* [REQUEST]: Please write the listing below out again exactly, leaving every picture behind.

* [INFORMATION SUPPLIED]:
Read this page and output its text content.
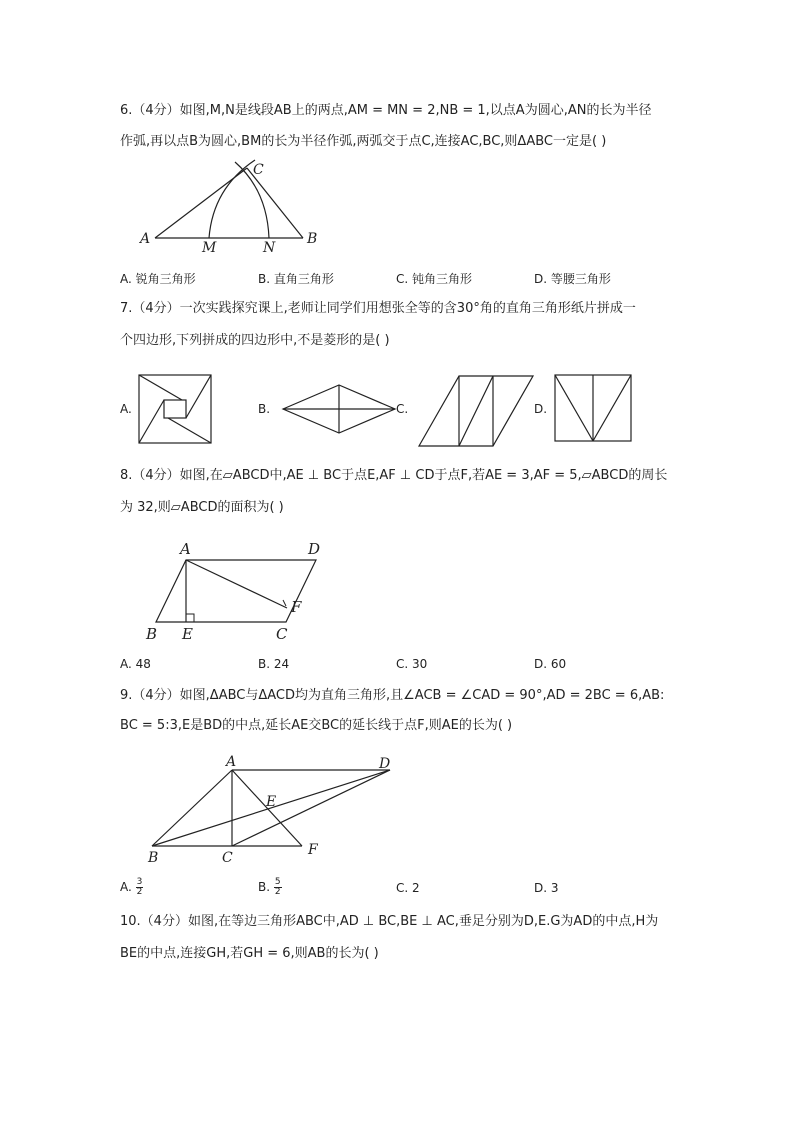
6.（4分）如图,M,N是线段AB上的两点,AM = MN = 2,NB = 1,以点A为圆心,AN的长为半径
作弧,再以点B为圆心,BM的长为半径作弧,两弧交于点C,连接AC,BC,则ΔABC一定是( )
A	B
C
M	N
A. 锐角三角形	B. 直角三角形	C. 钝角三角形	D. 等腰三角形
7.（4分）一次实践探究课上,老师让同学们用想张全等的含30°角的直角三角形纸片拼成一
个四边形,下列拼成的四边形中,不是菱形的是( )
A.	B.	C.	D.
8.（4分）如图,在▱ABCD中,AE ⊥ BC于点E,AF ⊥ CD于点F,若AE = 3,AF = 5,▱ABCD的周长
为 32,则▱ABCD的面积为( )
A	D
B E	C
F
A. 48	B. 24	C. 30	D. 60
9.（4分）如图,ΔABC与ΔACD均为直角三角形,且∠ACB = ∠CAD = 90°,AD = 2BC = 6,AB:
BC = 5:3,E是BD的中点,延长AE交BC的延长线于点F,则AE的长为( )
A	D
E
B	C	F
A. $\frac{3}{2}$	B. $\frac{5}{2}$	C. 2	D. 3
10.（4分）如图,在等边三角形ABC中,AD ⊥ BC,BE ⊥ AC,垂足分别为D,E.G为AD的中点,H为
BE的中点,连接GH,若GH = 6,则AB的长为( )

* [WRITTEN REPLY]:
Read this page and output its text content.
6.（4分）如图,M,N是线段AB上的两点,AM = MN = 2,NB = 1,以点A为圆心,AN的长为半径
作弧,再以点B为圆心,BM的长为半径作弧,两弧交于点C,连接AC,BC,则ΔABC一定是( )
A	B
C
M	N
A. 锐角三角形	B. 直角三角形	C. 钝角三角形	D. 等腰三角形
7.（4分）一次实践探究课上,老师让同学们用想张全等的含30°角的直角三角形纸片拼成一
个四边形,下列拼成的四边形中,不是菱形的是( )
A.	B.	C.	D.
8.（4分）如图,在▱ABCD中,AE ⊥ BC于点E,AF ⊥ CD于点F,若AE = 3,AF = 5,▱ABCD的周长
为 32,则▱ABCD的面积为( )
A	D
B E	C
F
A. 48	B. 24	C. 30	D. 60
9.（4分）如图,ΔABC与ΔACD均为直角三角形,且∠ACB = ∠CAD = 90°,AD = 2BC = 6,AB:
BC = 5:3,E是BD的中点,延长AE交BC的延长线于点F,则AE的长为( )
A	D
E
B	C	F
A. $\frac{3}{2}$	B. $\frac{5}{2}$	C. 2	D. 3
10.（4分）如图,在等边三角形ABC中,AD ⊥ BC,BE ⊥ AC,垂足分别为D,E.G为AD的中点,H为
BE的中点,连接GH,若GH = 6,则AB的长为( )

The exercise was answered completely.